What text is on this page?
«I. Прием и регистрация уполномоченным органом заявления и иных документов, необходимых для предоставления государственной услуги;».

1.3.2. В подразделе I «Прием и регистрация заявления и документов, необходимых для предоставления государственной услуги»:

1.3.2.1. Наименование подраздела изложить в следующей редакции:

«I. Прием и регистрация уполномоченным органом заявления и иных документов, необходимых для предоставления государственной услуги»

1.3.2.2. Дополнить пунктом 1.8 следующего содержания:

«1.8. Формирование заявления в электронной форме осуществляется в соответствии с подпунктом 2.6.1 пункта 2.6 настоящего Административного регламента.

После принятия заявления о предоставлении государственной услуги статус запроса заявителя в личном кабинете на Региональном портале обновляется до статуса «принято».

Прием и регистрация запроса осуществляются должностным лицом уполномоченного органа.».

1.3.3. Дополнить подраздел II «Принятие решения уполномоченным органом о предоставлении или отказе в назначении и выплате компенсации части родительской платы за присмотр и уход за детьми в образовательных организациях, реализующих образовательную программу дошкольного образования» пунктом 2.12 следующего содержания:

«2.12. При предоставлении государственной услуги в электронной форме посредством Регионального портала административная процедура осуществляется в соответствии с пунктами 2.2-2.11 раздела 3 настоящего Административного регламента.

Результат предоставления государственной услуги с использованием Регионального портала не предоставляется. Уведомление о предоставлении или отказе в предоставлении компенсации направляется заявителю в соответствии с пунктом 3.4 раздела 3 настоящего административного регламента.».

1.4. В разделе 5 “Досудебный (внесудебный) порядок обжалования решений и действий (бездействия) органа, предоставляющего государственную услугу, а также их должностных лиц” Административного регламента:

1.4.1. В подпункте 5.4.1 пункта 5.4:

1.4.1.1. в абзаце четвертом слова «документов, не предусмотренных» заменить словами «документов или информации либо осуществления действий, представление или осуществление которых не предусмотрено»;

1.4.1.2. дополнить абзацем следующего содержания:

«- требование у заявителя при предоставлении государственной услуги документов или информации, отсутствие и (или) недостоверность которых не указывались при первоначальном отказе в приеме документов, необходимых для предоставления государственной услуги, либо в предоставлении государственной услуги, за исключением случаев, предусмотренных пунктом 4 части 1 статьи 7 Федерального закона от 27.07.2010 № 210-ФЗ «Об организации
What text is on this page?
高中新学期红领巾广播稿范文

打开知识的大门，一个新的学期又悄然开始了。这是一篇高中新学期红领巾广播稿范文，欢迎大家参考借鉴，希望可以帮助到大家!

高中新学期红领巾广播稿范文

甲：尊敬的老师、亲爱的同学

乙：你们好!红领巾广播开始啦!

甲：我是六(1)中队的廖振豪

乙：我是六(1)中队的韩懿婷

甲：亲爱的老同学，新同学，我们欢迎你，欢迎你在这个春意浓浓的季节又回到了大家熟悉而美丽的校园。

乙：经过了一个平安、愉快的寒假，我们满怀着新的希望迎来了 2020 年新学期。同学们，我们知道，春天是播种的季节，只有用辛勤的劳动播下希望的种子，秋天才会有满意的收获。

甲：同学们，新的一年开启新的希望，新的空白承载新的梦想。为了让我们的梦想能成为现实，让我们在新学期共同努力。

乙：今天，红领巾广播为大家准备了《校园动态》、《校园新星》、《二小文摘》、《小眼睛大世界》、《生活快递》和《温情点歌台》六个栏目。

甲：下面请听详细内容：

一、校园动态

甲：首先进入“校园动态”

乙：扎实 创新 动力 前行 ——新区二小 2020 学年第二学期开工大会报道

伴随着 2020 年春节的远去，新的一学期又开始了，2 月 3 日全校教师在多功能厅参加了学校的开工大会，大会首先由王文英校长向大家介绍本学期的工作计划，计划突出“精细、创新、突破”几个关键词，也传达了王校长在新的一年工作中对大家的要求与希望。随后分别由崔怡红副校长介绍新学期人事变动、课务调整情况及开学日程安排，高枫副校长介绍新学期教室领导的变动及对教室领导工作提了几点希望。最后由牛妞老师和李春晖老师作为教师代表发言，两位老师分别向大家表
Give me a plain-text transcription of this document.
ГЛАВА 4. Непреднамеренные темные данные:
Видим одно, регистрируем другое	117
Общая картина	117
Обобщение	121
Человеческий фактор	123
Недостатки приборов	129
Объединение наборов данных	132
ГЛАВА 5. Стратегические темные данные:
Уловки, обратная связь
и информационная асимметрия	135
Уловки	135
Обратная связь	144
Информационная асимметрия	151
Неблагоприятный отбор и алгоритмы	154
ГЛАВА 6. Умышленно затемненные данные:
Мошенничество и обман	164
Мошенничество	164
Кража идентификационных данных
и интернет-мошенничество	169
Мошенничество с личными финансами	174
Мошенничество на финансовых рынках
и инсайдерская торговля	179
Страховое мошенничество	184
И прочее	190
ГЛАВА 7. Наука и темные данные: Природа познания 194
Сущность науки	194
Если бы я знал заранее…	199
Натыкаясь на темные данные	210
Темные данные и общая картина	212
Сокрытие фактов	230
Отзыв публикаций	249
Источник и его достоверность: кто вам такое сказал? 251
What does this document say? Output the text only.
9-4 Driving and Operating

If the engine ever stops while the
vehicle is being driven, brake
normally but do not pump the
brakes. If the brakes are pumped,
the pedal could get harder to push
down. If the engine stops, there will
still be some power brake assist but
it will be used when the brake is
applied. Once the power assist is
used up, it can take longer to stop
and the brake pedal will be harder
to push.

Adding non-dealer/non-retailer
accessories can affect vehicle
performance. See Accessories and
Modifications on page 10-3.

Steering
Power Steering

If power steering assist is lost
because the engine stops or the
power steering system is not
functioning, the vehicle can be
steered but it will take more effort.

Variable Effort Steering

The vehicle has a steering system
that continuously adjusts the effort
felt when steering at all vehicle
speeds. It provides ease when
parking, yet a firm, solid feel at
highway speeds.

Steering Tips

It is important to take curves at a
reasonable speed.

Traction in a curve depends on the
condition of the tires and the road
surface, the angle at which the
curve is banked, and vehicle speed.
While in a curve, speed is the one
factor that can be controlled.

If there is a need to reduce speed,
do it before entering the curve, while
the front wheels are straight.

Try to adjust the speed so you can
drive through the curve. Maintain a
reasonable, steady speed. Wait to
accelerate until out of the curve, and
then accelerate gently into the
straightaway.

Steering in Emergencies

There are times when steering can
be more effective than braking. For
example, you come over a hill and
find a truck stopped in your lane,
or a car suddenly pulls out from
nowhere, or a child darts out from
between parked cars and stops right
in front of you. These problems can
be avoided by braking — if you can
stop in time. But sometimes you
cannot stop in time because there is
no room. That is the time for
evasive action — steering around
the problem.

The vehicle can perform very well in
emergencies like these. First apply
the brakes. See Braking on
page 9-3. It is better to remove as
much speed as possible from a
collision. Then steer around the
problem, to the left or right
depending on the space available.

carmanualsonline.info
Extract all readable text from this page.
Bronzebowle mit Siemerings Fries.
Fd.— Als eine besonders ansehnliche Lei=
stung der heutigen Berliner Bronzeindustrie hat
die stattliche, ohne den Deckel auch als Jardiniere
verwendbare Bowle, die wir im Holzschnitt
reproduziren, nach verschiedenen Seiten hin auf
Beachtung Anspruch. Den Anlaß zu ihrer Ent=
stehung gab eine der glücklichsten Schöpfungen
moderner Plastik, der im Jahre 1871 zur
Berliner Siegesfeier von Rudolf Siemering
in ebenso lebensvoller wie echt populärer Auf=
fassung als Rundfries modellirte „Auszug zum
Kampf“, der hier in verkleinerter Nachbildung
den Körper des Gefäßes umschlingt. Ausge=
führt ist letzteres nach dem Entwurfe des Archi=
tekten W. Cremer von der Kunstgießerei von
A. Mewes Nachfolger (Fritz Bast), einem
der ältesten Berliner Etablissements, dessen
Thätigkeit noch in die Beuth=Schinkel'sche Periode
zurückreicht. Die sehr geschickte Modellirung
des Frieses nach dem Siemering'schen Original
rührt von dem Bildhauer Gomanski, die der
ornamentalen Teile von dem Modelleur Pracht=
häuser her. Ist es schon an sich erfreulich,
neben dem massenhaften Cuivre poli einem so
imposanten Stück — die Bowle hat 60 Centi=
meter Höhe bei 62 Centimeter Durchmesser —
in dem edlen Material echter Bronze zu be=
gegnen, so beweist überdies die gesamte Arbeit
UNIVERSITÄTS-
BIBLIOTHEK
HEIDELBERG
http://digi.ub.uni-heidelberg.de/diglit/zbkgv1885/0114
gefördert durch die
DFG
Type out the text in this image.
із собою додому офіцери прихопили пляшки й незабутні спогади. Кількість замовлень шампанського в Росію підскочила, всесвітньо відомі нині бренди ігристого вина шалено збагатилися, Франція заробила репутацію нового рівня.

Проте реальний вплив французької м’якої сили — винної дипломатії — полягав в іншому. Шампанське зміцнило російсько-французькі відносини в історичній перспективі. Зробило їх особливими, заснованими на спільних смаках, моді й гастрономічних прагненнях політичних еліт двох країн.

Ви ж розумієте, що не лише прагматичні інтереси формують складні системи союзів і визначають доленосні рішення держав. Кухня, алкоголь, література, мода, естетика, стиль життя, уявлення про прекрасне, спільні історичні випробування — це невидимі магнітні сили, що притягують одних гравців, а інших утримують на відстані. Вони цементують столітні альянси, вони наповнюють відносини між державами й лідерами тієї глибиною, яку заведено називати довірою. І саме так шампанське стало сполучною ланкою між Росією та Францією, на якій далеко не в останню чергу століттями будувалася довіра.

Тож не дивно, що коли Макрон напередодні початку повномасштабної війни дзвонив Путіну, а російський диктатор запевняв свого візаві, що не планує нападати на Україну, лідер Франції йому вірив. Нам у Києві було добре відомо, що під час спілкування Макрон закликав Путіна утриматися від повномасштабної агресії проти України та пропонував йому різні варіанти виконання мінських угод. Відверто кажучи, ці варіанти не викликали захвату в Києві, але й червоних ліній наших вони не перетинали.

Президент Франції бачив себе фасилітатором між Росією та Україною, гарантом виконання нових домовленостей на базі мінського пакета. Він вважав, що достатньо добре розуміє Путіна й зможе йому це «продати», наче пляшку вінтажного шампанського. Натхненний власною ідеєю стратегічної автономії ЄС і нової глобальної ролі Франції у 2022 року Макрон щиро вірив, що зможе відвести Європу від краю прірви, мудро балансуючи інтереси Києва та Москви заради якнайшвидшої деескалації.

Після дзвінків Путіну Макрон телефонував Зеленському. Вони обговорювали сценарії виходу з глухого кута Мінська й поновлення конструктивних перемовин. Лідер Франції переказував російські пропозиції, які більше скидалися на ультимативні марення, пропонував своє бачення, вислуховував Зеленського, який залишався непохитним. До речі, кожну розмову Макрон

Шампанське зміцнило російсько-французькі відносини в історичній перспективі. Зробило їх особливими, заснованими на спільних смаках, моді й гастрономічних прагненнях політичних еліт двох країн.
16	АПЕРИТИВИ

**What is being asked:** Where a line above includes "brakes", copy that line.

**Answer to the task:**
brakes. If the brakes are pumped,
the brakes. See Braking on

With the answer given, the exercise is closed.